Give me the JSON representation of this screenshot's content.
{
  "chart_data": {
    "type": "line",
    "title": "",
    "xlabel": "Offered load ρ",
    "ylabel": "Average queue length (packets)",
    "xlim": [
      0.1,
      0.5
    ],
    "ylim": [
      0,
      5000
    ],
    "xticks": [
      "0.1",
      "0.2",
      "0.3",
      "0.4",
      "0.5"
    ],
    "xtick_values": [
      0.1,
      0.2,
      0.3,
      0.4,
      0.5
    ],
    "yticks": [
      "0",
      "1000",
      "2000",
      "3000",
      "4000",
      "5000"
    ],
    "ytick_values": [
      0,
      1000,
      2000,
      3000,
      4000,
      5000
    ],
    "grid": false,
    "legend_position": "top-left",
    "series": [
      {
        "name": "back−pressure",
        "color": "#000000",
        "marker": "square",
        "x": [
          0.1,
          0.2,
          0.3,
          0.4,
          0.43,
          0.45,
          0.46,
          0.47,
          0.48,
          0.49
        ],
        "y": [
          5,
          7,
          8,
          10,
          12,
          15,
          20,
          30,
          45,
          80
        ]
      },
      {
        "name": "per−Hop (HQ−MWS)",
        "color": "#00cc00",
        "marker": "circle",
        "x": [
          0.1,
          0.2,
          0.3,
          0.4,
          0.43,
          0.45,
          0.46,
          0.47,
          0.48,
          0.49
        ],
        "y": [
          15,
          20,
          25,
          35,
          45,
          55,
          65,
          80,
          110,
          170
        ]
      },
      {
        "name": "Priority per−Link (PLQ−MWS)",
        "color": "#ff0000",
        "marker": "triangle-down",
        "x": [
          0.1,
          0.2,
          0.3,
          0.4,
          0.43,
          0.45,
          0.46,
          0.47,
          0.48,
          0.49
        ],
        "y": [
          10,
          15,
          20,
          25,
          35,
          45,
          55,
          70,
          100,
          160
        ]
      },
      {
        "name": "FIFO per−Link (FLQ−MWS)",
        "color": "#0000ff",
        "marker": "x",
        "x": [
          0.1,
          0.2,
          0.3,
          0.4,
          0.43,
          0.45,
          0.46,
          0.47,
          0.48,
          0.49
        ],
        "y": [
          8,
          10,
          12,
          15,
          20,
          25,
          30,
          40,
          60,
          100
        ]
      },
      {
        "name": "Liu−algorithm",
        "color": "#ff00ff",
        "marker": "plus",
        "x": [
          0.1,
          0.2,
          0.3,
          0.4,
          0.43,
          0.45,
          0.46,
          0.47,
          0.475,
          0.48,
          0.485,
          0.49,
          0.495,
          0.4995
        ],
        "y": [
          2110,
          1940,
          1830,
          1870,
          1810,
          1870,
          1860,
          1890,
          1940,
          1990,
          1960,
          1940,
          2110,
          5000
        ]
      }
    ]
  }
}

▶ **Required task**
From the data above, show each line that contains "color".

▶ **In response**
        "color": "#000000",
        "color": "#00cc00",
        "color": "#ff0000",
        "color": "#0000ff",
        "color": "#ff00ff",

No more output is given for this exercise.